I plan to use this new section of my blog to share those experiences that stir my imagination and inspire me to write. My hope is that whether you’re a writer, a reader or a house painter, you’ll maybe find inspiration in those experiences as well. And let’s face it, we all love to share the things that inspire us.

What Happens in Vegas

While what happens in Vegas may stay in Vegas most of the time, I plan to tell you every yummy detail when I head to Sin City for the Erotic Authors Association Conference at the fabulous Flamingo Hotel on September 9th and 10th. I’ll be doing some readings, visiting the Erotic Heritage museum and participating in an erotic romance panel. Plus I’ll be taking advantage of all the other great talks and events that are happening throughout the weekend. And best of all, I’ll get the chance to meet some of my fabulous American erotica writing friends who, until now, I’ve only known through social media.

Vincent’s Oregon

From Las Vegas, I’ll fly back to Portland, Oregon to meet my sister, with whom I’ll spend the next ten days tromping around the exquisite Oregon countryside visiting some of Vincent’s favourite haunts from The Pet Shop.  I’m very excited to be photographing and blogging about the Oregon Vincent loves so much because I’ll be getting in the spirit of things for the party to end all parties, The Pet Shop launch in London!

The Pet Shop Launch

Between the walking and the polishing of the first book of the Lakeland Heatwave trilogy, I’ve had plenty to keep me focused as I’ve waited impatiently for the print release of The Pet Shop. Most of you know, The Pet Shop is already out in eBook formats and has been getting fab reviews, but October 14th is the date I’ve been waiting for with bated breath.

And, as you may have guessed, the big launch bash for the print premier of Pets will be at one of my favourite places on the planet, Sh! Women’s Erotic Emporium  Hoxton!  There’ll be pink fizz, yummy delectables, readings, book signings and the whole titillating two floors of the Sh! store to explore and shop through. If that’s not enough to make for a hot party, some of the hottest names in erotica are going to be there to help me celebrate. And the celebration will be two-fold because the 14th is also the delicious Mr Grace’s birthday, so we’ll slap a candle in his cupcake and all party together. If you’ll be in the neighbourhood 14th of October, be sure to put it on your calendar and stop in for the fun. I’ll be giving more details as time gets closer. Needless to say, I’m very excited, and looking forward to turning my misbehaving Pets loose on London and the rest of the UK — in print. Once they’ve done their misbehaving best in the UK, they’ll arrive in the States in print in January just in time to celebrate the New Year.

--- Extracted material ---
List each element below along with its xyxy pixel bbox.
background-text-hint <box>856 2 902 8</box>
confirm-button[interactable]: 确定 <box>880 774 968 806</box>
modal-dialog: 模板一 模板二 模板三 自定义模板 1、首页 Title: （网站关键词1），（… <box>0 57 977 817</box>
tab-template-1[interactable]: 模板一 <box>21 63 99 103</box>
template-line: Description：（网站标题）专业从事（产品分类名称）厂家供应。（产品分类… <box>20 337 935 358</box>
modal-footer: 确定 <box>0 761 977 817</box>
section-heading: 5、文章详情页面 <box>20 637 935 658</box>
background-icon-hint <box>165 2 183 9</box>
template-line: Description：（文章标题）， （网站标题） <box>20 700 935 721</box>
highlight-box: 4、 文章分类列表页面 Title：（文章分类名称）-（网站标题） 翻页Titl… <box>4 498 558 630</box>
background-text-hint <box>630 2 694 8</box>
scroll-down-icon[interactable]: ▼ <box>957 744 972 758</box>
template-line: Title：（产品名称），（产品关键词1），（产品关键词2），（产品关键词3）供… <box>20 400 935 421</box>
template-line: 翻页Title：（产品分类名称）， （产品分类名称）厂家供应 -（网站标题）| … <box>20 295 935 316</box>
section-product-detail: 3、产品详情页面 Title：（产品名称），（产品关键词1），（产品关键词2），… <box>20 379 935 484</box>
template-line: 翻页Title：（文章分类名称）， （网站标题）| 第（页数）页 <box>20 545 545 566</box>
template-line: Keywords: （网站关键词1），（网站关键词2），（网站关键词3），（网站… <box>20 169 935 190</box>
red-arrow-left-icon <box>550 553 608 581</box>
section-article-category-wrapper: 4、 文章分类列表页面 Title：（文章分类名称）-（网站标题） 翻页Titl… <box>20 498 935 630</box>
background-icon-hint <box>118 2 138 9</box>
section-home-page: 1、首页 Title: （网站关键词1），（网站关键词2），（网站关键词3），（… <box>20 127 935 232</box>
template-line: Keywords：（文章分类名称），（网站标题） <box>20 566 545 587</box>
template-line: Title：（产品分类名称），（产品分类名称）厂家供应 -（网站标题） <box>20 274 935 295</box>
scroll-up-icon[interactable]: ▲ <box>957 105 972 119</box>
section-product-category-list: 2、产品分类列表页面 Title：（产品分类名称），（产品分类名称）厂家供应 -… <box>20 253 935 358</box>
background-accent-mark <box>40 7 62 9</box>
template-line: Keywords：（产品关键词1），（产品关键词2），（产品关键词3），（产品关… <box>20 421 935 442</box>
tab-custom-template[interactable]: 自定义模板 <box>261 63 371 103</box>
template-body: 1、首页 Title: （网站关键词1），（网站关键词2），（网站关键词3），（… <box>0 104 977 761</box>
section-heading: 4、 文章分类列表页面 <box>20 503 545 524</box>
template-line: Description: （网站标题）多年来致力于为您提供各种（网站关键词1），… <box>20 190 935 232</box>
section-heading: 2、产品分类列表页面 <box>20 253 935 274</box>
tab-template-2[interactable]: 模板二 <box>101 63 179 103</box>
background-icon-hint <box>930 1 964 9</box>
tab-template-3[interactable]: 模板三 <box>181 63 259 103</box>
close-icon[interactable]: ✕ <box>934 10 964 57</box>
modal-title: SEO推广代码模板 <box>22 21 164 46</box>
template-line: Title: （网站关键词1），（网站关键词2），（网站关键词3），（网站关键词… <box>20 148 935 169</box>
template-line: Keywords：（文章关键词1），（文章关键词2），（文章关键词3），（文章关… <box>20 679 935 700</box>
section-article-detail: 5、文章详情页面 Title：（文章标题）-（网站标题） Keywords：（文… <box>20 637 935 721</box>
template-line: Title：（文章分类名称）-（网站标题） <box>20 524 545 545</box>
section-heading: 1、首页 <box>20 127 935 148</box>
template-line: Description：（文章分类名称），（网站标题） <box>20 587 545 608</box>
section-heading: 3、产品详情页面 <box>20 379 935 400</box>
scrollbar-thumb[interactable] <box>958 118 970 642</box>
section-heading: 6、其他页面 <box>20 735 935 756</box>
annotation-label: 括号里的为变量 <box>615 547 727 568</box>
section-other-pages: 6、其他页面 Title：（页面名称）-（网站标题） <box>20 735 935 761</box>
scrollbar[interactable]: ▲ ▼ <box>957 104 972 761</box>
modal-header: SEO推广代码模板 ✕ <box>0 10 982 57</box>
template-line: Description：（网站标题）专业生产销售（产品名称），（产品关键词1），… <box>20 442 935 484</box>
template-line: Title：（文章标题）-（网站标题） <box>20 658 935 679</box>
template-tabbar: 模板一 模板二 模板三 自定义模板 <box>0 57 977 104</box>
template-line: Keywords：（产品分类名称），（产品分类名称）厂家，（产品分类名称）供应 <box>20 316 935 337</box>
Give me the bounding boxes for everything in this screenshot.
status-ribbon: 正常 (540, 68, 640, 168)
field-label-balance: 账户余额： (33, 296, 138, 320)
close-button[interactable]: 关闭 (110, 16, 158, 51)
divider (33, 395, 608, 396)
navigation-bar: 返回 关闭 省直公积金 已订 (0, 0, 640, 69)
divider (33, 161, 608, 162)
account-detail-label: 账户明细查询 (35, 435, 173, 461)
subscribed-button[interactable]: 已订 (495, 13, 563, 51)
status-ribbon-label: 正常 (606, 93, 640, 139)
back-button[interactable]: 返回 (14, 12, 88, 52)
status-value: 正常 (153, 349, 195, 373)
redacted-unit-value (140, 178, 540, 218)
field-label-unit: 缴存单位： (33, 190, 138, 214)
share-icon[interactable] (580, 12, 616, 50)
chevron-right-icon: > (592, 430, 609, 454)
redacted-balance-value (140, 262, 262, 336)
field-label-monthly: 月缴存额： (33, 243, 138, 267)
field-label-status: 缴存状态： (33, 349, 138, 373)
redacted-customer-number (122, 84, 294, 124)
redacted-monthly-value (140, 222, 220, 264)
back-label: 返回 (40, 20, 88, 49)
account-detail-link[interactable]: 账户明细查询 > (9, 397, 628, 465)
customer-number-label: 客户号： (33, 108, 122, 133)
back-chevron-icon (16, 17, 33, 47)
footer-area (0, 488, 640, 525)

--- Exercises to complete ---
1. In the blog post about the author's upcoming travels and book launch, at which shop will the party for the print release of The Pet Shop take place?
2. Carry on writing the blog post about the author's upcoming travels and The Pet Shop launch, starting right after its final sentence.

--- Expected results ---
1. Sh! Women's Erotic Emporium in Hoxton.

2.
Lakeland Heatwave on the Way

Most of you know I came home from the Coast to Coast walk and went right to work on the final polishing of Lakeland Heatwave: Body Temperature and Rising. I had the chance to pick Brian and Von Spencer’s wonderful brains for more Lakeland and Mountain Rescue information while I was on the Lake District leg of the Coast to Coast walk. As always, their help has been invaluable in making sure I get the details right. Once back home, getting the final draft ready to go out the door was priority one, and inspiration from the walk and from Brian and Vron’s helpful observations made it a pleasure rather than a chore.

Lakeland Heatwave: Body Temperature and Rising is the first novel of my paranormal erotic romance trilogy set in the Lake District, and will be published in February 2012. It’s intense, dark and hotter than hot. I’ll be working on the second novel by the New Year, if not before.

A Hopeful Romantic in Autumn

Besides the new Inspiration page on A Hopeful Romantic, there will be intriguing new additions of The Story Behind the Story and there will be some fabulous guests and interviews and field trips coming up as 2011winds down, so stay tuned.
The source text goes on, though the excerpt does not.